(Stored records)
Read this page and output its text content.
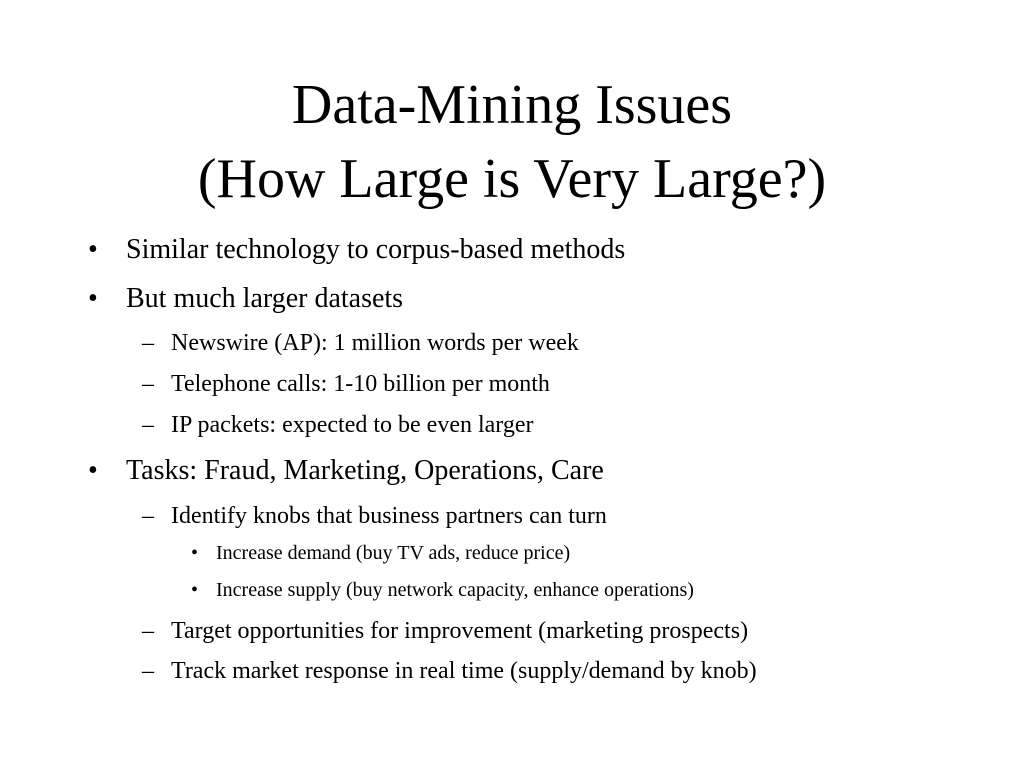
Data-Mining Issues
(How Large is Very Large?)
• Similar technology to corpus-based methods
• But much larger datasets
– Newswire (AP): 1 million words per week
– Telephone calls: 1-10 billion per month
– IP packets: expected to be even larger
• Tasks: Fraud, Marketing, Operations, Care
– Identify knobs that business partners can turn
• Increase demand (buy TV ads, reduce price)
• Increase supply (buy network capacity, enhance operations)
– Target opportunities for improvement (marketing prospects)
– Track market response in real time (supply/demand by knob)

▶ [Given request] Using the listing above, pick out each line that contains the word "demand", then copy it.

▶ [Solution]
• Increase demand (buy TV ads, reduce price)
– Track market response in real time (supply/demand by knob)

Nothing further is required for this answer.